Provided entries:
════════
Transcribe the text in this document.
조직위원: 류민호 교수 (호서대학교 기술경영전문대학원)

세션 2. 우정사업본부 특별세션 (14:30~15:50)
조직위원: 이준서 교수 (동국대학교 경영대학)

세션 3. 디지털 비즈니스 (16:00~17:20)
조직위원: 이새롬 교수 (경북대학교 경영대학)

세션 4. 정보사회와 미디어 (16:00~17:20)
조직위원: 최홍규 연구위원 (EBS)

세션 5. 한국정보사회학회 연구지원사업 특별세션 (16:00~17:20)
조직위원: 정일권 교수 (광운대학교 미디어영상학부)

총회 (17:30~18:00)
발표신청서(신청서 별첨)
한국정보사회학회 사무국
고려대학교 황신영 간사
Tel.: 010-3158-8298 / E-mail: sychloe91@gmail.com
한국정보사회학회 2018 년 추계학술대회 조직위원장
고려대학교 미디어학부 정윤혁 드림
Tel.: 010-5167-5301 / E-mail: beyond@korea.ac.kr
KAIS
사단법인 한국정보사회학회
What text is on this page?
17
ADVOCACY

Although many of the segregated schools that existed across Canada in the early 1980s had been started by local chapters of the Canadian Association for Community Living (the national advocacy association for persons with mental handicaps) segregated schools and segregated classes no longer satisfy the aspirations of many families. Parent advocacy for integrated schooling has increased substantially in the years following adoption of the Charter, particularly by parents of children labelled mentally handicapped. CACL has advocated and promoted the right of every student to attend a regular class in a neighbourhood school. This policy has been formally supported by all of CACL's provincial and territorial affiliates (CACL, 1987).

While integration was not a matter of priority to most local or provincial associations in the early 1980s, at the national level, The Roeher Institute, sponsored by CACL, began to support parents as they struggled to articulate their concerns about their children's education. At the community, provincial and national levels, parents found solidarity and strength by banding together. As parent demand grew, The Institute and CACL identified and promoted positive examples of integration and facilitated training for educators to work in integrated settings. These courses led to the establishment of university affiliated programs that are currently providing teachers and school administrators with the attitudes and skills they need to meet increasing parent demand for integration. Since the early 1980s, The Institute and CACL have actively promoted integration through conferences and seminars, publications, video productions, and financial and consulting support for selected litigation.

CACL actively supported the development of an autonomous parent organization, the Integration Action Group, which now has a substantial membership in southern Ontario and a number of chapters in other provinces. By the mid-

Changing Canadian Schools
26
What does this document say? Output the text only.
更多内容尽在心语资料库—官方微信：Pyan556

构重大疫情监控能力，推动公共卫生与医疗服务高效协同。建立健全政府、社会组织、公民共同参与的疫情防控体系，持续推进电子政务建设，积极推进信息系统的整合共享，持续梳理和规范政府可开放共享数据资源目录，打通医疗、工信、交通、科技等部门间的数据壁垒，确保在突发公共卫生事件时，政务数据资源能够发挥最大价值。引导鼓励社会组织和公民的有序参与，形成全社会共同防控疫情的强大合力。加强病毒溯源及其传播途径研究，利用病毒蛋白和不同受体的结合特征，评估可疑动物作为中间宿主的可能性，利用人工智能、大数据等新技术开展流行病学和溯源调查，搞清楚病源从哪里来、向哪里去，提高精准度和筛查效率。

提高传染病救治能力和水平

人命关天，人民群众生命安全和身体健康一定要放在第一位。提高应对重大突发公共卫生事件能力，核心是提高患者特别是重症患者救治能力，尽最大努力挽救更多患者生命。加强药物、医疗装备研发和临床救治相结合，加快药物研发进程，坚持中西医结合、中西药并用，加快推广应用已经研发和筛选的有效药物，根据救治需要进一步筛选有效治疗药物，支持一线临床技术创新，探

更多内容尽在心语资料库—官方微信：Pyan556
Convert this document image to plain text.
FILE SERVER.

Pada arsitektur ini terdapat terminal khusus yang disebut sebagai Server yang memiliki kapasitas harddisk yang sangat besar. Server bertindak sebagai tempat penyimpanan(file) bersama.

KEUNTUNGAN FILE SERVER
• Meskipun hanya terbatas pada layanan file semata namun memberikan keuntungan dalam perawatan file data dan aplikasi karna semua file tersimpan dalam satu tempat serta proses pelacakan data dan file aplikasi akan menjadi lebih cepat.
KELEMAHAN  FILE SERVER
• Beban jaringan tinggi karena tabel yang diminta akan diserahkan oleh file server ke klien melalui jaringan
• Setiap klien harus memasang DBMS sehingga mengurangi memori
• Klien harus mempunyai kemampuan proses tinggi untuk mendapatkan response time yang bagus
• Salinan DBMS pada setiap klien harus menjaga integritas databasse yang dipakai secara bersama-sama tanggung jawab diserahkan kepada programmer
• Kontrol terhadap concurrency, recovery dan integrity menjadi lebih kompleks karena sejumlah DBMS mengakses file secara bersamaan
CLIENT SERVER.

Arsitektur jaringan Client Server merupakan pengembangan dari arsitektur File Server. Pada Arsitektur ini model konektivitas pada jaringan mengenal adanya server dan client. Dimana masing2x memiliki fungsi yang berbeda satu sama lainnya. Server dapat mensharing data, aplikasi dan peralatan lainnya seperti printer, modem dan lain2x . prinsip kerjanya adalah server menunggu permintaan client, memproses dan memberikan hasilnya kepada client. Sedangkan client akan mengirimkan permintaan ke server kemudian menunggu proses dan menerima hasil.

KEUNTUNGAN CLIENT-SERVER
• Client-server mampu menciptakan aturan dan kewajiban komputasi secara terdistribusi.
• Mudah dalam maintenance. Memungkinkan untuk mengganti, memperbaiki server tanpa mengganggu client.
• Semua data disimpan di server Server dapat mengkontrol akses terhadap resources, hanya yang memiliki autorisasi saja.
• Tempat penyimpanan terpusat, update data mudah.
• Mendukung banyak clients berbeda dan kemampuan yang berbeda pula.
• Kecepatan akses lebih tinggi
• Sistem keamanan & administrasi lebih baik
════════
Short exercise:
Locate the lines above that hold the word "mail". Show every one of them.

Output:
Tel.: 010-3158-8298 / E-mail: sychloe91@gmail.com
Tel.: 010-5167-5301 / E-mail: beyond@korea.ac.kr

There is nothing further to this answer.